(Items listed in a dataset)
========

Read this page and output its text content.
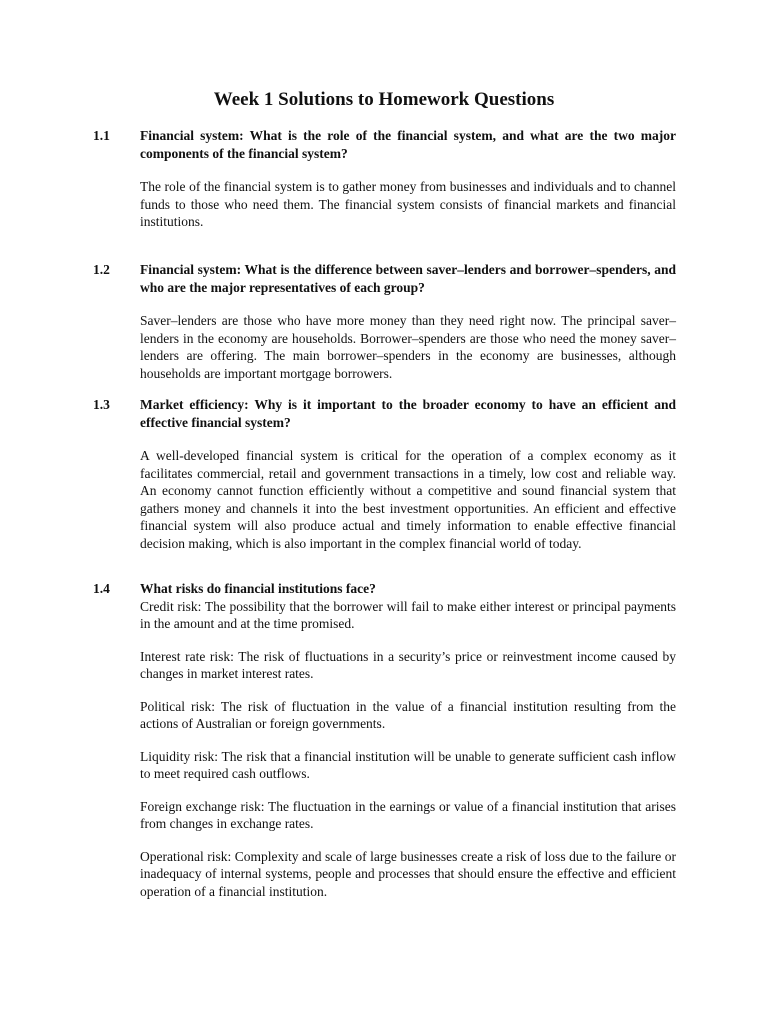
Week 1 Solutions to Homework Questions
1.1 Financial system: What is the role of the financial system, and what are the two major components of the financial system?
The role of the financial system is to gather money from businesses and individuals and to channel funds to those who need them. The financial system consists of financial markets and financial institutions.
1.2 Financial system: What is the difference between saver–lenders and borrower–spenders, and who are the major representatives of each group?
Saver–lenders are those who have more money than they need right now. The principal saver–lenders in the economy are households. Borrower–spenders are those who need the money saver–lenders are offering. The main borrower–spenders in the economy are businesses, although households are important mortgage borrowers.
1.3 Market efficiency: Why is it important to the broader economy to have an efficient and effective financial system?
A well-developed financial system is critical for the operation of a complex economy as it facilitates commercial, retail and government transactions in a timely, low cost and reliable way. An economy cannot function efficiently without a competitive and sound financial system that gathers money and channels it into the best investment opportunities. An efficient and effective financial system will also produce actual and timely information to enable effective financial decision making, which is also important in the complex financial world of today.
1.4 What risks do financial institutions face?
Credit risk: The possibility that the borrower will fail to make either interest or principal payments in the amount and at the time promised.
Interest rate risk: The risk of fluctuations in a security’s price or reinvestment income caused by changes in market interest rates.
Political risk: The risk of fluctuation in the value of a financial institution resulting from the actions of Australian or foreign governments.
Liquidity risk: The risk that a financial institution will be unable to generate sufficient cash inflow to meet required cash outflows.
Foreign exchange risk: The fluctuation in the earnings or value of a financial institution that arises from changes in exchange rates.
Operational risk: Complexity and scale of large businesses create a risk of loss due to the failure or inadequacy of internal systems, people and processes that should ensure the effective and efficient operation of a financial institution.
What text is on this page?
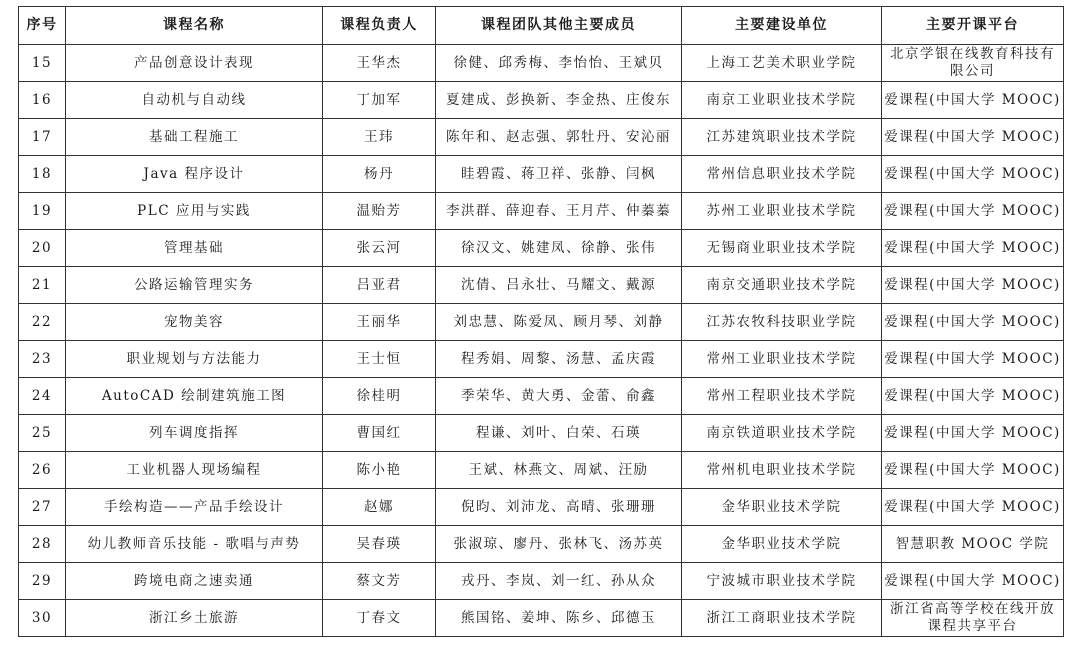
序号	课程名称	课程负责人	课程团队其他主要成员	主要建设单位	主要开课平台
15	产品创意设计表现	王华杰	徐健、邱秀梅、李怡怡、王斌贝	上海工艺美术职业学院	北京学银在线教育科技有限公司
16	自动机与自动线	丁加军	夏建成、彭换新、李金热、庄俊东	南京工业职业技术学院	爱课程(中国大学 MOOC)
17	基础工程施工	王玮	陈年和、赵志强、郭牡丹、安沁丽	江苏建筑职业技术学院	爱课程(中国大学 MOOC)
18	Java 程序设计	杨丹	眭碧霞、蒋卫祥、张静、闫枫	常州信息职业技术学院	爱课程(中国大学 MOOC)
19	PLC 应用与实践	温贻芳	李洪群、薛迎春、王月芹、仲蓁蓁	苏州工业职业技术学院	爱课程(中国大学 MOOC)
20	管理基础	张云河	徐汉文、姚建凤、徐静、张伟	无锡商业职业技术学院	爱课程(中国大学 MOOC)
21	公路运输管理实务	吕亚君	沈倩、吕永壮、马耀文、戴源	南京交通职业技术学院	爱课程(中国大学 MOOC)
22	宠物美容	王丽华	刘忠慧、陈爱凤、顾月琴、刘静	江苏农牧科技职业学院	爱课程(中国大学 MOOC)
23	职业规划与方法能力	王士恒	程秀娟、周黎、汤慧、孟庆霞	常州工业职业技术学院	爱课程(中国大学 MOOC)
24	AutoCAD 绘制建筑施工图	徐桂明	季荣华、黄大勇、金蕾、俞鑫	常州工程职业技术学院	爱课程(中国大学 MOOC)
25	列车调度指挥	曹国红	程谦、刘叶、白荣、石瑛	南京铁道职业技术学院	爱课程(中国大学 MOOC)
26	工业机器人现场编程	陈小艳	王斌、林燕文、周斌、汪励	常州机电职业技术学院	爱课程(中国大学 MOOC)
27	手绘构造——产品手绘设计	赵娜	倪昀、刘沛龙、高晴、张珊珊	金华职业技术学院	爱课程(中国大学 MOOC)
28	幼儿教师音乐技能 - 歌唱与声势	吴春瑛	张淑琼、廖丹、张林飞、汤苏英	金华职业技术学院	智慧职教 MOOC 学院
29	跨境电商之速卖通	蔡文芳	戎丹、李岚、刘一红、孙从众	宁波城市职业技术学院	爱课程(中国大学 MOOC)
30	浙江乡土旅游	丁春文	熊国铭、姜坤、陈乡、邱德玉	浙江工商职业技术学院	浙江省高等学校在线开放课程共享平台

========

Return the lines of the records that include the string "text".

▶ _Answer for this exercise_
Read this page and output its text content.
What text is on this page?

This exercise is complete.